Copy out every one of the following rows word for word, without changing anything.

[GIVEN ENTRIES start]

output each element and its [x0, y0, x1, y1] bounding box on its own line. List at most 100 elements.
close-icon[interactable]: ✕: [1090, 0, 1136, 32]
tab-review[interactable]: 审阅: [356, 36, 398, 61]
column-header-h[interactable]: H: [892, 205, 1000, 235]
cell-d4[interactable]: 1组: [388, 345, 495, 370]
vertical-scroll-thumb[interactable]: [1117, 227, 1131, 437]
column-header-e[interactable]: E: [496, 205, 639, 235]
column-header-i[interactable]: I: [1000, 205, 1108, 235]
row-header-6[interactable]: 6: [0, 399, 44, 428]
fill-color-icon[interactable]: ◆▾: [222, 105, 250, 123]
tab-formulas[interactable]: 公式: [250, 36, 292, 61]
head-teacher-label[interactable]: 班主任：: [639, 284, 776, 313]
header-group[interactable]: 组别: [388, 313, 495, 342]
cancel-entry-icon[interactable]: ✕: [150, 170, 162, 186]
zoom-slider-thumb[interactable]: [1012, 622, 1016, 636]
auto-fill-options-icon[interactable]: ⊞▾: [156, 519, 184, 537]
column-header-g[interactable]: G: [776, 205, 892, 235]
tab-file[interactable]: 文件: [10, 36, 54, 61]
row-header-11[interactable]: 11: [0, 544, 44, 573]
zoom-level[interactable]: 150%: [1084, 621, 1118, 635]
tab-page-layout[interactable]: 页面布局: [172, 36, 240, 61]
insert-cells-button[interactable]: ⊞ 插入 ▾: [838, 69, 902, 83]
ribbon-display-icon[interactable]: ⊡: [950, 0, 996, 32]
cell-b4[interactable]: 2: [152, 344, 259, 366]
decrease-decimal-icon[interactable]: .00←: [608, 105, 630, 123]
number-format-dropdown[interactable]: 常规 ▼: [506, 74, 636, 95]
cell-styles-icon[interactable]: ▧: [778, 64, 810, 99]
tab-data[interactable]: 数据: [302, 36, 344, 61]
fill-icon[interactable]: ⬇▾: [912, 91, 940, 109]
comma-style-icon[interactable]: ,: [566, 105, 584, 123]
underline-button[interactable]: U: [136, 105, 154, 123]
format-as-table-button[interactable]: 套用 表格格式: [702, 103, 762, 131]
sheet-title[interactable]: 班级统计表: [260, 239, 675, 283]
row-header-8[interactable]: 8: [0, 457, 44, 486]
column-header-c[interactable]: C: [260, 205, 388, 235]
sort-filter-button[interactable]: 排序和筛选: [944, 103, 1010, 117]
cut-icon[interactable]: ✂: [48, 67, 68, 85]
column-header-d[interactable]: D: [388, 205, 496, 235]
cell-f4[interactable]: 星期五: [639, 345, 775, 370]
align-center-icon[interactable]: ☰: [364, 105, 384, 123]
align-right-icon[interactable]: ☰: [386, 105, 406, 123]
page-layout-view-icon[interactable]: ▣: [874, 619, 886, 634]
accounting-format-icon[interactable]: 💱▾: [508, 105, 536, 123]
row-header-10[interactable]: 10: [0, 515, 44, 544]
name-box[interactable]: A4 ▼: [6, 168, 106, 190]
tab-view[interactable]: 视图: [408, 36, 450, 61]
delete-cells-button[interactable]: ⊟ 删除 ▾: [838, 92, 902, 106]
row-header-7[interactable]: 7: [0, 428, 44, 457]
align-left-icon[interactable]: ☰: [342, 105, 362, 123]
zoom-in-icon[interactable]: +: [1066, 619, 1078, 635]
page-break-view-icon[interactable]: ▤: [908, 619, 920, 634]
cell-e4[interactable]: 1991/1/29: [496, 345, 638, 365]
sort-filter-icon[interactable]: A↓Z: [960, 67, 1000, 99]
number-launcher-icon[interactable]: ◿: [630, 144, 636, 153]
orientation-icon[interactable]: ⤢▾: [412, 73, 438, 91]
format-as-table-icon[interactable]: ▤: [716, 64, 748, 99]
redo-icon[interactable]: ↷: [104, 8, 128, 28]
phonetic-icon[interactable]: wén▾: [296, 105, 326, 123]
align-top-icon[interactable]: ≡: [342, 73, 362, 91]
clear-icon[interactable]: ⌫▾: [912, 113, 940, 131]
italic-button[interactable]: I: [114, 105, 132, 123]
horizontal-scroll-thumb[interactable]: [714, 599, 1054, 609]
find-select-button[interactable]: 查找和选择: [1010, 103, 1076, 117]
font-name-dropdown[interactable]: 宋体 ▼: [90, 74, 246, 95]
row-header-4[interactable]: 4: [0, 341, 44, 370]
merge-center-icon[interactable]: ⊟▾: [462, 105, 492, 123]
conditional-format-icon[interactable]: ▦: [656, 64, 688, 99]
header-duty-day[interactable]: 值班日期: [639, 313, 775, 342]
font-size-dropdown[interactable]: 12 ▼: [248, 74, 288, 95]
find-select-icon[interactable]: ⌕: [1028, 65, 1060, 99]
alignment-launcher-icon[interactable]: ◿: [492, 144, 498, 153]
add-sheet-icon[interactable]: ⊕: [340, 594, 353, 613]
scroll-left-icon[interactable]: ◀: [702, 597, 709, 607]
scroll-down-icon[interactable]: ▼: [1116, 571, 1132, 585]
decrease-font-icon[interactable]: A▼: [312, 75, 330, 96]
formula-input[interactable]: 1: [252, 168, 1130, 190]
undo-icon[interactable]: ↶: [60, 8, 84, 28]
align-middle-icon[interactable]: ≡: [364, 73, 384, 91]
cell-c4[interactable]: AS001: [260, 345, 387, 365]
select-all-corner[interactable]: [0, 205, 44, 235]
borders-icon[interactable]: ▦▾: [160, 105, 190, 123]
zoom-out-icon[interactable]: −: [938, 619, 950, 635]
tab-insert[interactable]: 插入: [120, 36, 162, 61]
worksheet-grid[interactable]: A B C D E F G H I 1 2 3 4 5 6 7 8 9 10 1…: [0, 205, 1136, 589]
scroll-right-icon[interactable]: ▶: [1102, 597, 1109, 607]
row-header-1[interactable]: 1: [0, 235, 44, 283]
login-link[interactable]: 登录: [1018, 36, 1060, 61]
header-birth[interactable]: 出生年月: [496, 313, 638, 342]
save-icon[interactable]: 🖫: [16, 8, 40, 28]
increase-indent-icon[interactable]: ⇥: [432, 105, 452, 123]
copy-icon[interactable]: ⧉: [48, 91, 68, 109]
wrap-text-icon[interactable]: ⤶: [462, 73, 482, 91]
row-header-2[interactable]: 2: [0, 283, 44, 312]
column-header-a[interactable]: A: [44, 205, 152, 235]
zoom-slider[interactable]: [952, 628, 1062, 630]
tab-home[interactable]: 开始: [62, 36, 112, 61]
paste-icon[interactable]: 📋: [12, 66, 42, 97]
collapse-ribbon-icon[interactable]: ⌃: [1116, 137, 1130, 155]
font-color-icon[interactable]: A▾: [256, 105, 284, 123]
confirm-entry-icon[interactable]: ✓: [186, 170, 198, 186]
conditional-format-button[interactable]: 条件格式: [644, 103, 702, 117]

[GIVEN ENTRIES end]

§ RESULT OF THE TASK
output each element and its [x0, y0, x1, y1] bounding box on its own line. List at most 100 elements.
close-icon[interactable]: ✕: [1090, 0, 1136, 32]
tab-review[interactable]: 审阅: [356, 36, 398, 61]
column-header-h[interactable]: H: [892, 205, 1000, 235]
cell-d4[interactable]: 1组: [388, 345, 495, 370]
vertical-scroll-thumb[interactable]: [1117, 227, 1131, 437]
column-header-e[interactable]: E: [496, 205, 639, 235]
column-header-i[interactable]: I: [1000, 205, 1108, 235]
row-header-6[interactable]: 6: [0, 399, 44, 428]
fill-color-icon[interactable]: ◆▾: [222, 105, 250, 123]
tab-formulas[interactable]: 公式: [250, 36, 292, 61]
head-teacher-label[interactable]: 班主任：: [639, 284, 776, 313]
header-group[interactable]: 组别: [388, 313, 495, 342]
cancel-entry-icon[interactable]: ✕: [150, 170, 162, 186]
zoom-slider-thumb[interactable]: [1012, 622, 1016, 636]
auto-fill-options-icon[interactable]: ⊞▾: [156, 519, 184, 537]
column-header-g[interactable]: G: [776, 205, 892, 235]
tab-file[interactable]: 文件: [10, 36, 54, 61]
row-header-11[interactable]: 11: [0, 544, 44, 573]
zoom-level[interactable]: 150%: [1084, 621, 1118, 635]
tab-page-layout[interactable]: 页面布局: [172, 36, 240, 61]
insert-cells-button[interactable]: ⊞ 插入 ▾: [838, 69, 902, 83]
ribbon-display-icon[interactable]: ⊡: [950, 0, 996, 32]
cell-b4[interactable]: 2: [152, 344, 259, 366]
decrease-decimal-icon[interactable]: .00←: [608, 105, 630, 123]
number-format-dropdown[interactable]: 常规 ▼: [506, 74, 636, 95]
cell-styles-icon[interactable]: ▧: [778, 64, 810, 99]
tab-data[interactable]: 数据: [302, 36, 344, 61]
fill-icon[interactable]: ⬇▾: [912, 91, 940, 109]
comma-style-icon[interactable]: ,: [566, 105, 584, 123]
underline-button[interactable]: U: [136, 105, 154, 123]
format-as-table-button[interactable]: 套用 表格格式: [702, 103, 762, 131]
sheet-title[interactable]: 班级统计表: [260, 239, 675, 283]
row-header-8[interactable]: 8: [0, 457, 44, 486]
column-header-c[interactable]: C: [260, 205, 388, 235]
sort-filter-button[interactable]: 排序和筛选: [944, 103, 1010, 117]
cut-icon[interactable]: ✂: [48, 67, 68, 85]
column-header-d[interactable]: D: [388, 205, 496, 235]
cell-f4[interactable]: 星期五: [639, 345, 775, 370]
align-center-icon[interactable]: ☰: [364, 105, 384, 123]
align-right-icon[interactable]: ☰: [386, 105, 406, 123]
page-layout-view-icon[interactable]: ▣: [874, 619, 886, 634]
accounting-format-icon[interactable]: 💱▾: [508, 105, 536, 123]
row-header-10[interactable]: 10: [0, 515, 44, 544]
name-box[interactable]: A4 ▼: [6, 168, 106, 190]
tab-view[interactable]: 视图: [408, 36, 450, 61]
delete-cells-button[interactable]: ⊟ 删除 ▾: [838, 92, 902, 106]
row-header-7[interactable]: 7: [0, 428, 44, 457]
align-left-icon[interactable]: ☰: [342, 105, 362, 123]
zoom-in-icon[interactable]: +: [1066, 619, 1078, 635]
page-break-view-icon[interactable]: ▤: [908, 619, 920, 634]
cell-e4[interactable]: 1991/1/29: [496, 345, 638, 365]
sort-filter-icon[interactable]: A↓Z: [960, 67, 1000, 99]
number-launcher-icon[interactable]: ◿: [630, 144, 636, 153]
orientation-icon[interactable]: ⤢▾: [412, 73, 438, 91]
format-as-table-icon[interactable]: ▤: [716, 64, 748, 99]
redo-icon[interactable]: ↷: [104, 8, 128, 28]
phonetic-icon[interactable]: wén▾: [296, 105, 326, 123]
align-top-icon[interactable]: ≡: [342, 73, 362, 91]
clear-icon[interactable]: ⌫▾: [912, 113, 940, 131]
italic-button[interactable]: I: [114, 105, 132, 123]
horizontal-scroll-thumb[interactable]: [714, 599, 1054, 609]
find-select-button[interactable]: 查找和选择: [1010, 103, 1076, 117]
font-name-dropdown[interactable]: 宋体 ▼: [90, 74, 246, 95]
row-header-4[interactable]: 4: [0, 341, 44, 370]
merge-center-icon[interactable]: ⊟▾: [462, 105, 492, 123]
conditional-format-icon[interactable]: ▦: [656, 64, 688, 99]
header-duty-day[interactable]: 值班日期: [639, 313, 775, 342]
font-size-dropdown[interactable]: 12 ▼: [248, 74, 288, 95]
find-select-icon[interactable]: ⌕: [1028, 65, 1060, 99]
alignment-launcher-icon[interactable]: ◿: [492, 144, 498, 153]
add-sheet-icon[interactable]: ⊕: [340, 594, 353, 613]
scroll-left-icon[interactable]: ◀: [702, 597, 709, 607]
scroll-down-icon[interactable]: ▼: [1116, 571, 1132, 585]
decrease-font-icon[interactable]: A▼: [312, 75, 330, 96]
formula-input[interactable]: 1: [252, 168, 1130, 190]
undo-icon[interactable]: ↶: [60, 8, 84, 28]
align-middle-icon[interactable]: ≡: [364, 73, 384, 91]
cell-c4[interactable]: AS001: [260, 345, 387, 365]
select-all-corner[interactable]: [0, 205, 44, 235]
borders-icon[interactable]: ▦▾: [160, 105, 190, 123]
zoom-out-icon[interactable]: −: [938, 619, 950, 635]
tab-insert[interactable]: 插入: [120, 36, 162, 61]
worksheet-grid[interactable]: A B C D E F G H I 1 2 3 4 5 6 7 8 9 10 1…: [0, 205, 1136, 589]
scroll-right-icon[interactable]: ▶: [1102, 597, 1109, 607]
row-header-1[interactable]: 1: [0, 235, 44, 283]
login-link[interactable]: 登录: [1018, 36, 1060, 61]
header-birth[interactable]: 出生年月: [496, 313, 638, 342]
save-icon[interactable]: 🖫: [16, 8, 40, 28]
increase-indent-icon[interactable]: ⇥: [432, 105, 452, 123]
copy-icon[interactable]: ⧉: [48, 91, 68, 109]
wrap-text-icon[interactable]: ⤶: [462, 73, 482, 91]
row-header-2[interactable]: 2: [0, 283, 44, 312]
column-header-a[interactable]: A: [44, 205, 152, 235]
zoom-slider[interactable]: [952, 628, 1062, 630]
tab-home[interactable]: 开始: [62, 36, 112, 61]
paste-icon[interactable]: 📋: [12, 66, 42, 97]
collapse-ribbon-icon[interactable]: ⌃: [1116, 137, 1130, 155]
font-color-icon[interactable]: A▾: [256, 105, 284, 123]
confirm-entry-icon[interactable]: ✓: [186, 170, 198, 186]
conditional-format-button[interactable]: 条件格式: [644, 103, 702, 117]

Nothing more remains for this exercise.